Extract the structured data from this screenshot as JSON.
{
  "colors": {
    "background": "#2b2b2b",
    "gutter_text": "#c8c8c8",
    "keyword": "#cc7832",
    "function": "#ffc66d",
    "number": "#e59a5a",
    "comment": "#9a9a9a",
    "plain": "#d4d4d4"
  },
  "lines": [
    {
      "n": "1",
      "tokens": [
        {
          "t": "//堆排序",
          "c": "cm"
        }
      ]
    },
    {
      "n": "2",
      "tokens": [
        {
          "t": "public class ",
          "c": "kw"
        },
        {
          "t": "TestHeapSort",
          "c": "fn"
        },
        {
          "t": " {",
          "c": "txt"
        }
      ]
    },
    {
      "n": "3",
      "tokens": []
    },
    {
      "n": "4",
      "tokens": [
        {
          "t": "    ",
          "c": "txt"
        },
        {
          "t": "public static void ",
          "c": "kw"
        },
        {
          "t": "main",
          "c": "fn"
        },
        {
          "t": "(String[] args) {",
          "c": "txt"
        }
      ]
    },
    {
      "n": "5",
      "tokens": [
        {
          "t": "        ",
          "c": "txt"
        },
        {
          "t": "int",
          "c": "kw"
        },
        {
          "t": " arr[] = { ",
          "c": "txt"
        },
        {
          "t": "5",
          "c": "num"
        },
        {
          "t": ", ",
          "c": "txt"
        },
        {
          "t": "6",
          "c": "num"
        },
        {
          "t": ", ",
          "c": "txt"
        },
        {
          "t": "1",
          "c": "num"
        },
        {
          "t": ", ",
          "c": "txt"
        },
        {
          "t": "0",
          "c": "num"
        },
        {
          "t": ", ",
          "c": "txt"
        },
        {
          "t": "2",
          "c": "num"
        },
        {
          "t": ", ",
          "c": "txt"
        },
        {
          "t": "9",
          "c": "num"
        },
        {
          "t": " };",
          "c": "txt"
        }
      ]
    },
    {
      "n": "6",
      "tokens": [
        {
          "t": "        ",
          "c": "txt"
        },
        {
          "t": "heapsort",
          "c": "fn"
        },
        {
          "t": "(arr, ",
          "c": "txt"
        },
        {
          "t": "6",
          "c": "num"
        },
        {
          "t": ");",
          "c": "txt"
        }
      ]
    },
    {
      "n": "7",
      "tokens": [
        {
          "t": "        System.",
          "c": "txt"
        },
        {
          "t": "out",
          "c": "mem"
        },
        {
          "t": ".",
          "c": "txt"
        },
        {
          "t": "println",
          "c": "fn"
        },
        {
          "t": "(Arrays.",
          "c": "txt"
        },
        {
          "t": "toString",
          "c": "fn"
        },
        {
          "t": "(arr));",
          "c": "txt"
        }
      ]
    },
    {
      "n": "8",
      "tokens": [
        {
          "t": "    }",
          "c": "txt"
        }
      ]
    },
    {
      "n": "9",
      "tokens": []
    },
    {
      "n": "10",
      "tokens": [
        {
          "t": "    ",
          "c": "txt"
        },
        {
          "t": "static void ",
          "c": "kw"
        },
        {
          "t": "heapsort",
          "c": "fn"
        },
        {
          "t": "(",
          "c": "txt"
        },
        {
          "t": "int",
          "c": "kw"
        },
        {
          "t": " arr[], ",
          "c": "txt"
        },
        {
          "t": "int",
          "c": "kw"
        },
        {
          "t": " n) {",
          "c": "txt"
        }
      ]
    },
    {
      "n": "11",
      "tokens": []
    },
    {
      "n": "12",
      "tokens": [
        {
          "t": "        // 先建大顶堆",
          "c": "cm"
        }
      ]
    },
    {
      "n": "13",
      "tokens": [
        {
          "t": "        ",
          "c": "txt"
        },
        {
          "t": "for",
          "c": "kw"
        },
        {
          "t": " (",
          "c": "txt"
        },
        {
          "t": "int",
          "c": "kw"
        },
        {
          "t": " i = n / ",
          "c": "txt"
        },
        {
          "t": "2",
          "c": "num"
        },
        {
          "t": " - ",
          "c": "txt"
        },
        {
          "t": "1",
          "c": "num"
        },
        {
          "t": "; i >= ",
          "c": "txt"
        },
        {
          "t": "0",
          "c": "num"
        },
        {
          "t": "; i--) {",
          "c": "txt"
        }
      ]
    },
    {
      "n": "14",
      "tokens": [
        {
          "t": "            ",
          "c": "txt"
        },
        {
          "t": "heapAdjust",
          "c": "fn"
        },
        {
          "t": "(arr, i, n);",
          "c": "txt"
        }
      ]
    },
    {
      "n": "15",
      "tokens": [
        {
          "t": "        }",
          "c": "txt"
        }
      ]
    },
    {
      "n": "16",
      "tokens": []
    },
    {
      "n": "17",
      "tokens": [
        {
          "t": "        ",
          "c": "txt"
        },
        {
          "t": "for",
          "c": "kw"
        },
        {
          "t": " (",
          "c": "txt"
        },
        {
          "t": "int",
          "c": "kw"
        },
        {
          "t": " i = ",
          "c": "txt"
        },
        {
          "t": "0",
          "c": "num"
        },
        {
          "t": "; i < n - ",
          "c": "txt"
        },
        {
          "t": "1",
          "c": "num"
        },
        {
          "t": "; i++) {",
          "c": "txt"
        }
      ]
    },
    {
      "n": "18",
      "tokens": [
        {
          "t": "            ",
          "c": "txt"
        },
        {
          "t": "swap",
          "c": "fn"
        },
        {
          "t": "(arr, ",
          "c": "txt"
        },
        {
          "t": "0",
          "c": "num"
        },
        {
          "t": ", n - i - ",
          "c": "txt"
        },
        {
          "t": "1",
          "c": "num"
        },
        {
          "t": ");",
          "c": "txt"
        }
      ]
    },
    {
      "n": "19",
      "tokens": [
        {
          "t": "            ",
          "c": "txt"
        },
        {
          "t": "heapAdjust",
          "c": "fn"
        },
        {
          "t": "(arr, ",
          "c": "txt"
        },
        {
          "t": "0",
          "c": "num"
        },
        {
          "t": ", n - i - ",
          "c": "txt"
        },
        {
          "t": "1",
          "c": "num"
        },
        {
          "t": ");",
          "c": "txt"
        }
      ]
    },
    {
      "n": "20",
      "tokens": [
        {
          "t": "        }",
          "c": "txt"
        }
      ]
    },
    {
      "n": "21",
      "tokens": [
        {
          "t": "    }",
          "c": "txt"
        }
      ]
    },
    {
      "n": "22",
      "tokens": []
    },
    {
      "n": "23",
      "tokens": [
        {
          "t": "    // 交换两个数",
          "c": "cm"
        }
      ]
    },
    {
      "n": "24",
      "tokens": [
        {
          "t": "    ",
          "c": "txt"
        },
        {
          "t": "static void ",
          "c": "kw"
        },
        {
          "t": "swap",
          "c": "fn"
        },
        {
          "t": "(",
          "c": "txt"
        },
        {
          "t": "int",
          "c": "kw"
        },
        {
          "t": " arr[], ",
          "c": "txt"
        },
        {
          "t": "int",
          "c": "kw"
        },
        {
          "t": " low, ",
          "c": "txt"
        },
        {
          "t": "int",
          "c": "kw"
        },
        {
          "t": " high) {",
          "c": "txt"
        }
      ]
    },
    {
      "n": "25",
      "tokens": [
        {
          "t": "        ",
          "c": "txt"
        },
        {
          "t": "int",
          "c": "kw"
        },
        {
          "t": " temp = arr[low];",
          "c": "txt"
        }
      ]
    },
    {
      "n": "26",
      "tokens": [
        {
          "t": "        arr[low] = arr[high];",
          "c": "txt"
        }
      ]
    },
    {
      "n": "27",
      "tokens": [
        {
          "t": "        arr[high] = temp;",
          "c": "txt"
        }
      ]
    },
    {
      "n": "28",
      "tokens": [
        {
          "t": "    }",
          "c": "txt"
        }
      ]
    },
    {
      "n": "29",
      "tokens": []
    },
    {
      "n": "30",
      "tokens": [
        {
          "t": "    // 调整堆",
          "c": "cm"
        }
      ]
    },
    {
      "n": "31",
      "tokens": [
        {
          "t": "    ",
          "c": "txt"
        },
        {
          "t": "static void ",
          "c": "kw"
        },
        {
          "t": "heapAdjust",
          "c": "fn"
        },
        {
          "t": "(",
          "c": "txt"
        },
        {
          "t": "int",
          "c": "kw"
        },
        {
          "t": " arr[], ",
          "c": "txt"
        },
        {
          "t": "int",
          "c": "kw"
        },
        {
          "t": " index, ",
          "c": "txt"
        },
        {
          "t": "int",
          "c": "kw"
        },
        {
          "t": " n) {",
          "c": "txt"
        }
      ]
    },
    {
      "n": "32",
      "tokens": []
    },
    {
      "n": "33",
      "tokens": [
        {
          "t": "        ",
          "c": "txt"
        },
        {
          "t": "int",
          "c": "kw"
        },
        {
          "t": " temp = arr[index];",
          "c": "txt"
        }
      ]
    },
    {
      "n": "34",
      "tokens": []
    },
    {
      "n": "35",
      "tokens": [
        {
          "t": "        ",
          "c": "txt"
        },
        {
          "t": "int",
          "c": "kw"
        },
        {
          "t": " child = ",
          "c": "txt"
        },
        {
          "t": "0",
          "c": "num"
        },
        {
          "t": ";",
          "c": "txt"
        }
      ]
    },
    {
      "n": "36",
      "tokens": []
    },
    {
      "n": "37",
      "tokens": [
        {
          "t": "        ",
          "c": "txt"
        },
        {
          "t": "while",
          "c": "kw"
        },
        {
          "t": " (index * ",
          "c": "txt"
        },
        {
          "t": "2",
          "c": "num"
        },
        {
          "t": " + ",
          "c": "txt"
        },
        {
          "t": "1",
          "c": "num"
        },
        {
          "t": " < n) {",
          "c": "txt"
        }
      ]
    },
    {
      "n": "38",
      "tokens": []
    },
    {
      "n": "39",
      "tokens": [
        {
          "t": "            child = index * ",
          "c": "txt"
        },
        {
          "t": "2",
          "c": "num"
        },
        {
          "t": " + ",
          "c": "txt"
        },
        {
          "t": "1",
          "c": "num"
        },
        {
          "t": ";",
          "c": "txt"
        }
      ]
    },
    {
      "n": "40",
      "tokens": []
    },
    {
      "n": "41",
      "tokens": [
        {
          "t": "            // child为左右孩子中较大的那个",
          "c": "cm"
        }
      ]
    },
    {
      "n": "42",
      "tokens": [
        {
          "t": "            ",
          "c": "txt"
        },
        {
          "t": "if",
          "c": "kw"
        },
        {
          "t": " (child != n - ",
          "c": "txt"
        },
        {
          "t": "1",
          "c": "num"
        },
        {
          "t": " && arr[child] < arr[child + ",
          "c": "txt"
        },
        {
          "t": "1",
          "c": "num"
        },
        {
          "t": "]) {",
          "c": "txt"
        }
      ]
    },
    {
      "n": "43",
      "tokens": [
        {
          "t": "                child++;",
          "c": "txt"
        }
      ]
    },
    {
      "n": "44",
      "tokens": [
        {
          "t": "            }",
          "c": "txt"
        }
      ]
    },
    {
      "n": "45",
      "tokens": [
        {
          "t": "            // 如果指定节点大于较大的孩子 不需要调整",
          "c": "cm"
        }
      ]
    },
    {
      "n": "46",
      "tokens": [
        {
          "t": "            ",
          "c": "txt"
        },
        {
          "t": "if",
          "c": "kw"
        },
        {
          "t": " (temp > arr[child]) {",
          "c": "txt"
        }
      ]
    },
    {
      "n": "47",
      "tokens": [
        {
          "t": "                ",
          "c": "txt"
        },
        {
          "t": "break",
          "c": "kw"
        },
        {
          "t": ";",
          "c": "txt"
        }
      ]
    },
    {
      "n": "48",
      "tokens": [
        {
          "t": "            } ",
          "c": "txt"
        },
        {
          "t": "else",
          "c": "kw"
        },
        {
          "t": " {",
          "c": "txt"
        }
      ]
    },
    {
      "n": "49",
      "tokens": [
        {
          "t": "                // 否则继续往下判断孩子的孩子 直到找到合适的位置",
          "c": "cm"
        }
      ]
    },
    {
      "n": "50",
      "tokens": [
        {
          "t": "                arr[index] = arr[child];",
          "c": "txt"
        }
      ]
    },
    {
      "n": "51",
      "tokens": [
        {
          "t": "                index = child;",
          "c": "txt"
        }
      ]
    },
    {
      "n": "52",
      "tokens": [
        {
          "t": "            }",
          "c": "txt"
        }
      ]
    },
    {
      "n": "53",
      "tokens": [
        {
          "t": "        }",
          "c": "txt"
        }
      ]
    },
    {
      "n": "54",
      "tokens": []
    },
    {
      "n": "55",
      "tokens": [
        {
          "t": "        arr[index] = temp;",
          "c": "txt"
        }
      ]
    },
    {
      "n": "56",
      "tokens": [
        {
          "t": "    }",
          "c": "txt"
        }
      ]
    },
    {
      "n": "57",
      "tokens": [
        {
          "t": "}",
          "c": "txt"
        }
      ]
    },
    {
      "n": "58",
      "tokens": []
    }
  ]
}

▶ **Requirement**
Above are the entries; count how many of their lines contain the word "temp" and give only that number.

▶ **Solved problem**
5